Where a line holds the word "Hospital", copy that line.

● Extracted information:
● ● ●

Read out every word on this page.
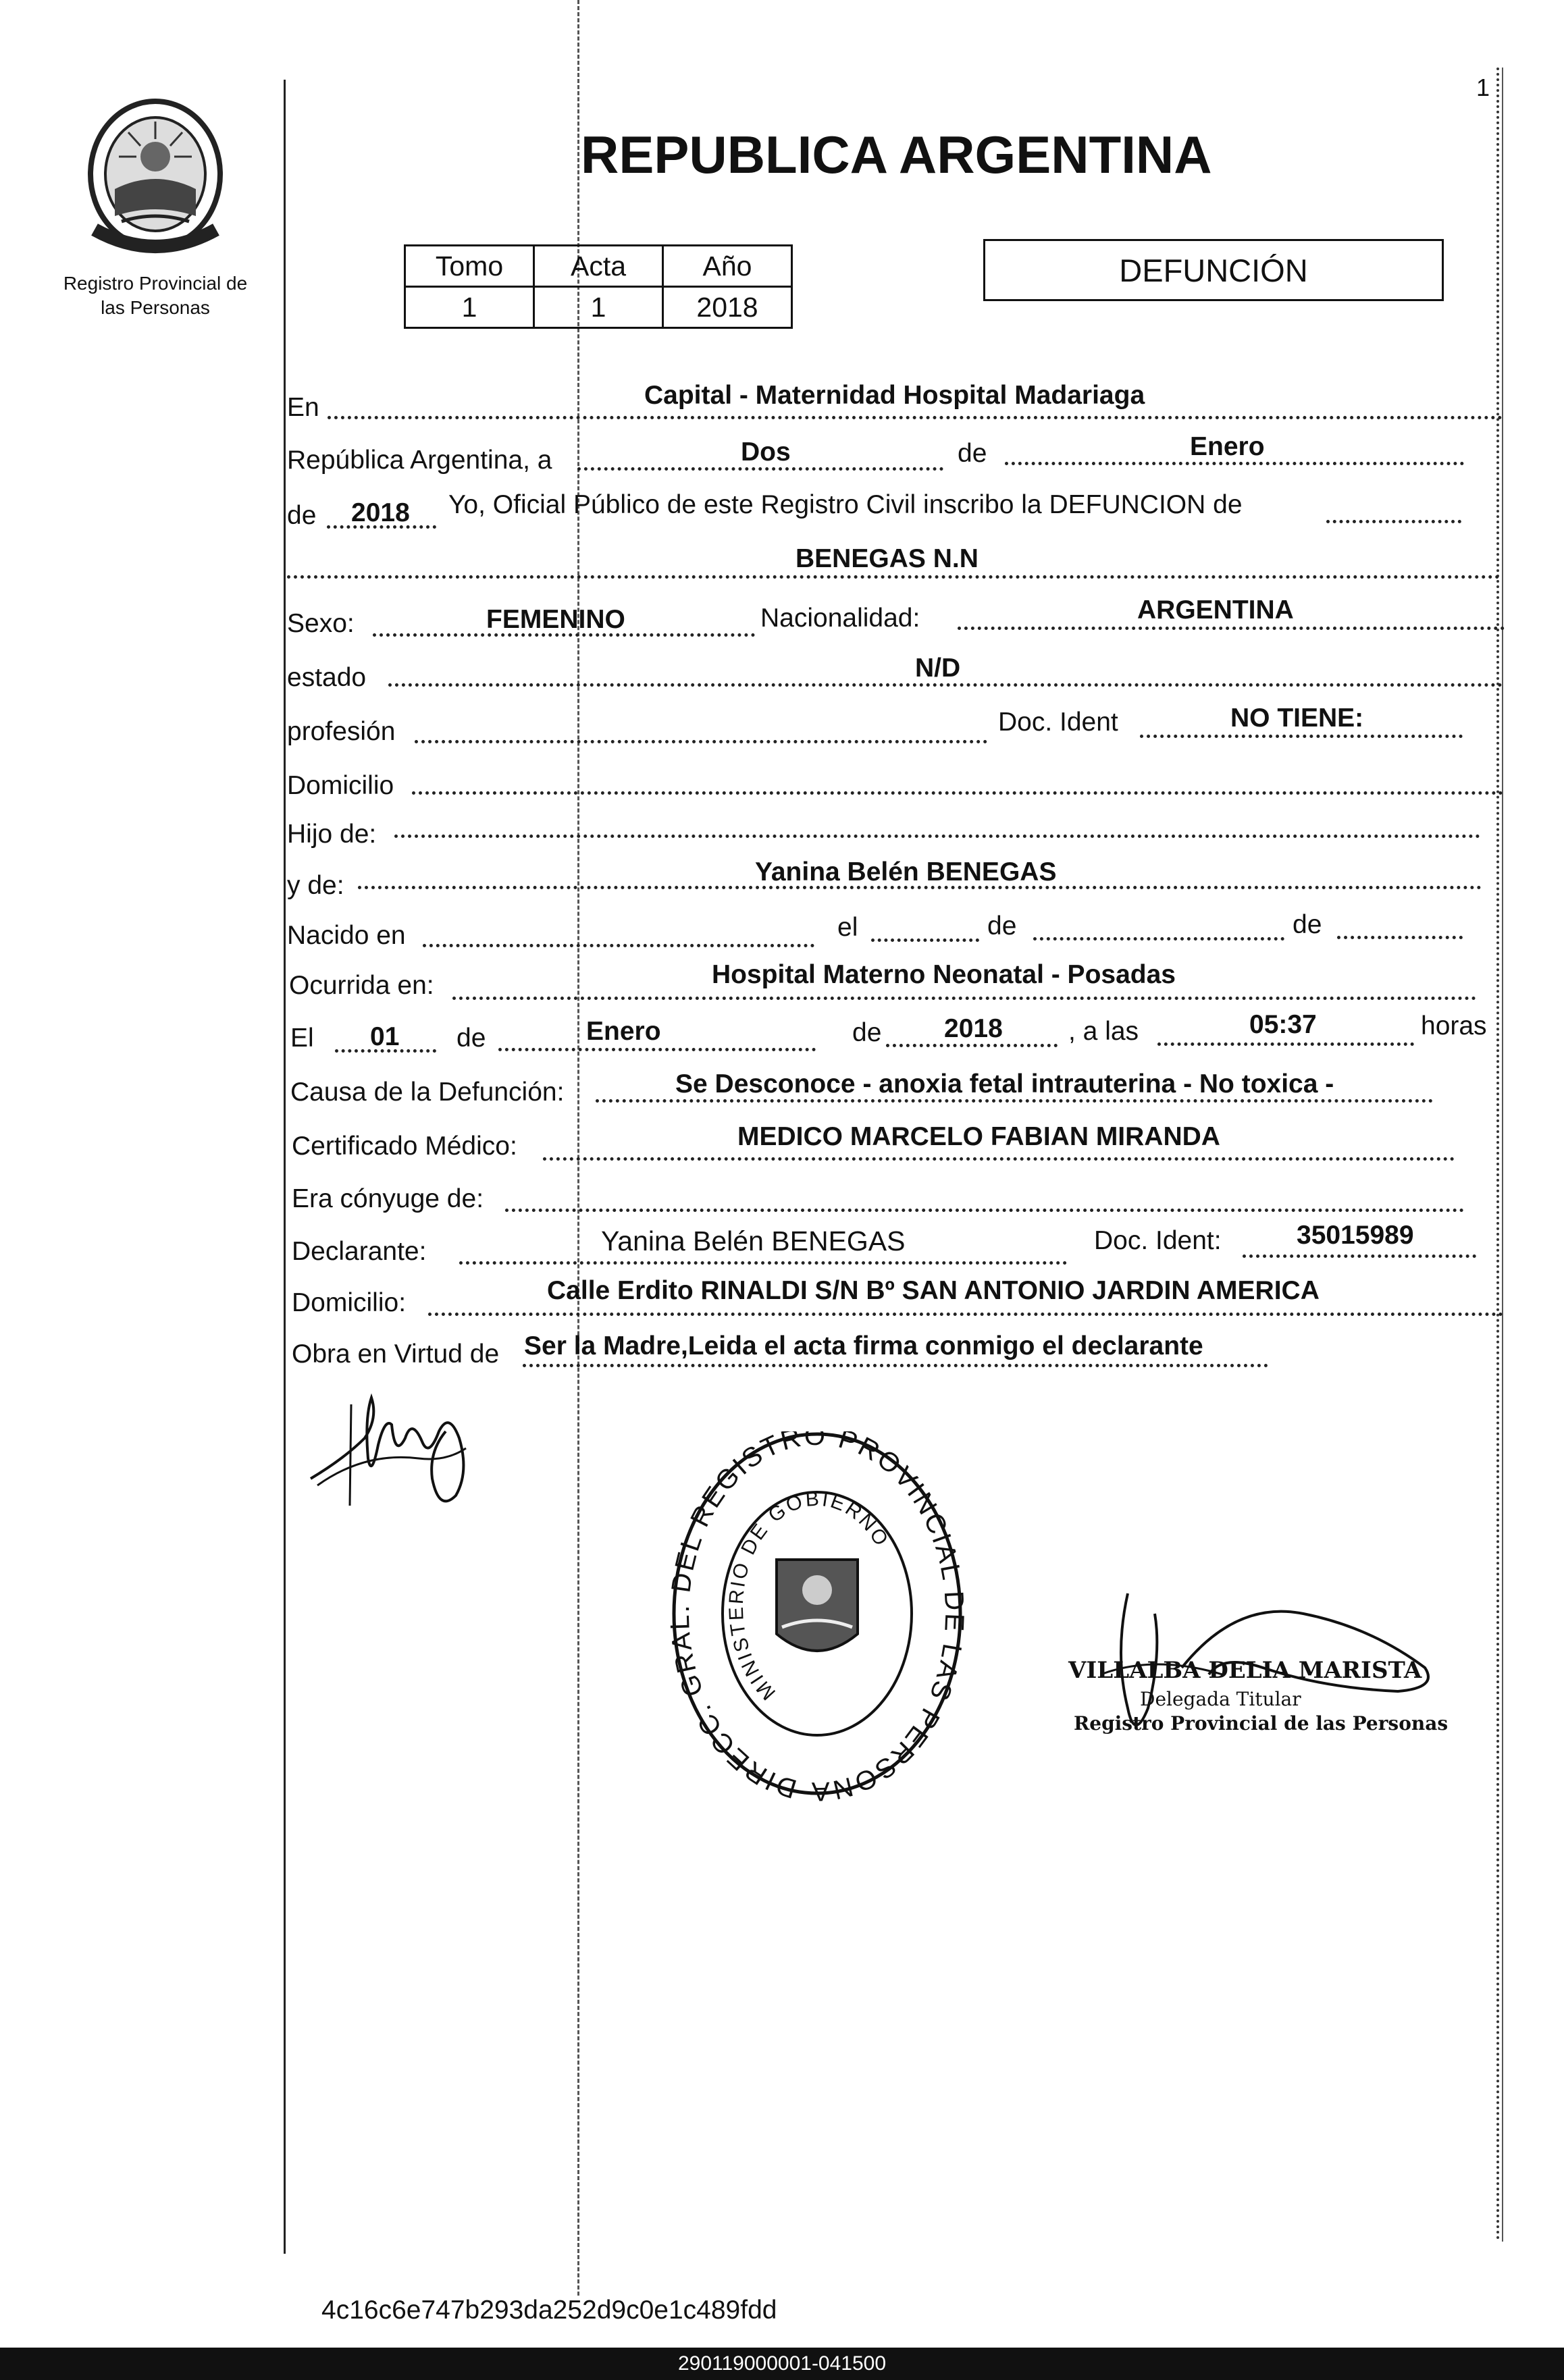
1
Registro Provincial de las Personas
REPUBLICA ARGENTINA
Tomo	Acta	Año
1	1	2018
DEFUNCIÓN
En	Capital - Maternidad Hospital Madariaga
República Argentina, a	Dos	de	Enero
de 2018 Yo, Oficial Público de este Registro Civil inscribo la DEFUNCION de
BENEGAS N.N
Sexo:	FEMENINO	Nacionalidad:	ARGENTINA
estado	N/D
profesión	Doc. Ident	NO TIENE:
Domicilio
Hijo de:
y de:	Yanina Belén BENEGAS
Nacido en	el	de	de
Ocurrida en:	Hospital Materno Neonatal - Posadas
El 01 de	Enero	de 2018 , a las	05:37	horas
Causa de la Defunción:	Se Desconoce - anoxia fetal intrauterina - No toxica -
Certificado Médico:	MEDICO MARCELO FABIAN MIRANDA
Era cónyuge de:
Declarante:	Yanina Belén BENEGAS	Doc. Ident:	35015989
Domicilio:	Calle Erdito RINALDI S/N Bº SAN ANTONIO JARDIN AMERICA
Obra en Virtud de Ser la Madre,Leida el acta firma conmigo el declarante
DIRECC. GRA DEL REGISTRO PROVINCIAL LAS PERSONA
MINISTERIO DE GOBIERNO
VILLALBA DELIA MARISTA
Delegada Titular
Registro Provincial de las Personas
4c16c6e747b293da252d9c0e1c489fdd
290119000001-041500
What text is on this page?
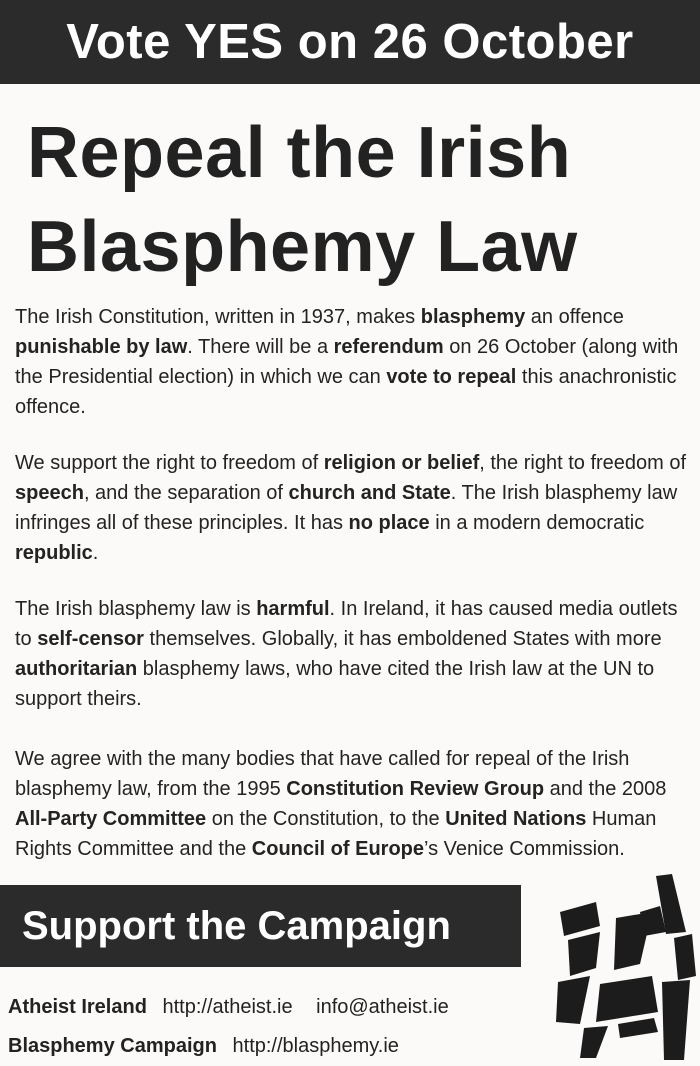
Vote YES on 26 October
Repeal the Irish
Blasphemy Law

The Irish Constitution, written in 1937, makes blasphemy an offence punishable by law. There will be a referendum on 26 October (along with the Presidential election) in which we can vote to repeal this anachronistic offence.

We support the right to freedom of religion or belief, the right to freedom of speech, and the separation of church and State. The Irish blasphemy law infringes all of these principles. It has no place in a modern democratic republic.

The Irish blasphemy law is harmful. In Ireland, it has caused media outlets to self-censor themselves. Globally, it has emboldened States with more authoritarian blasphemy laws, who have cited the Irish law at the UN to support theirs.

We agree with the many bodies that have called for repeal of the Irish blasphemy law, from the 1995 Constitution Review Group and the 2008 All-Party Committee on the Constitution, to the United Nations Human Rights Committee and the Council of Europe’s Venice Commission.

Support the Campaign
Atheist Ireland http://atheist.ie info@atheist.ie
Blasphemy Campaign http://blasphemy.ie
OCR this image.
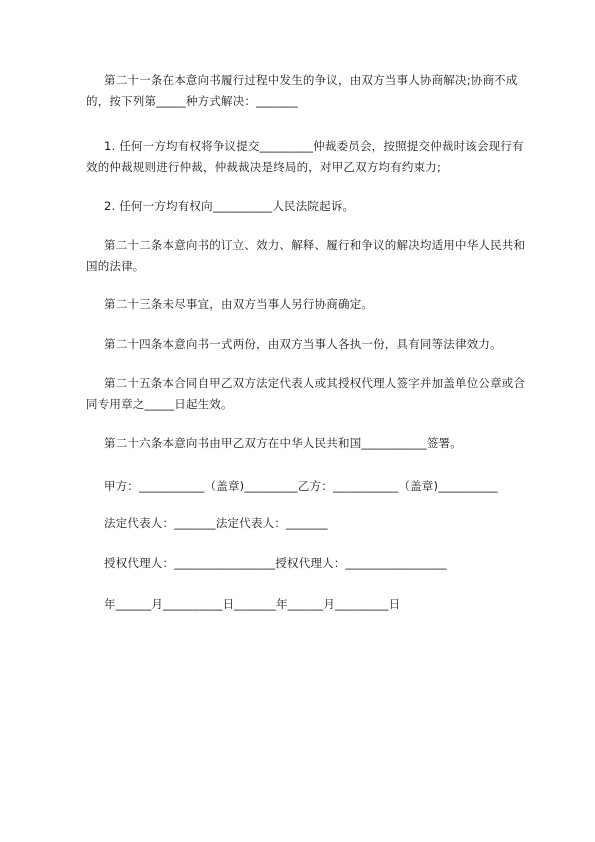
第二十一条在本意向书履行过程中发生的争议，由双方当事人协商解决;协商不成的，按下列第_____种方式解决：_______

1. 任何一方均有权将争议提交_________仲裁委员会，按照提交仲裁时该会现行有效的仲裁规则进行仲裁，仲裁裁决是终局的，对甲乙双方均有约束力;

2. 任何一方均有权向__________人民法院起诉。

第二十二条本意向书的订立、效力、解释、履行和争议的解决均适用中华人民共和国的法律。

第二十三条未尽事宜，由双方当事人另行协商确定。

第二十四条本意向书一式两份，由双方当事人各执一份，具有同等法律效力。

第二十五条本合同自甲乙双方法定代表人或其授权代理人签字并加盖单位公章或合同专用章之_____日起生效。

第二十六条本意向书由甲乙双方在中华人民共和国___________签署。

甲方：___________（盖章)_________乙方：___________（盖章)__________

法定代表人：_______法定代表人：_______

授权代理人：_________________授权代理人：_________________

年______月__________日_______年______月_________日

● ● ●

● Written solution:
En	Capital - Maternidad Hospital Madariaga
Ocurrida en:	Hospital Materno Neonatal - Posadas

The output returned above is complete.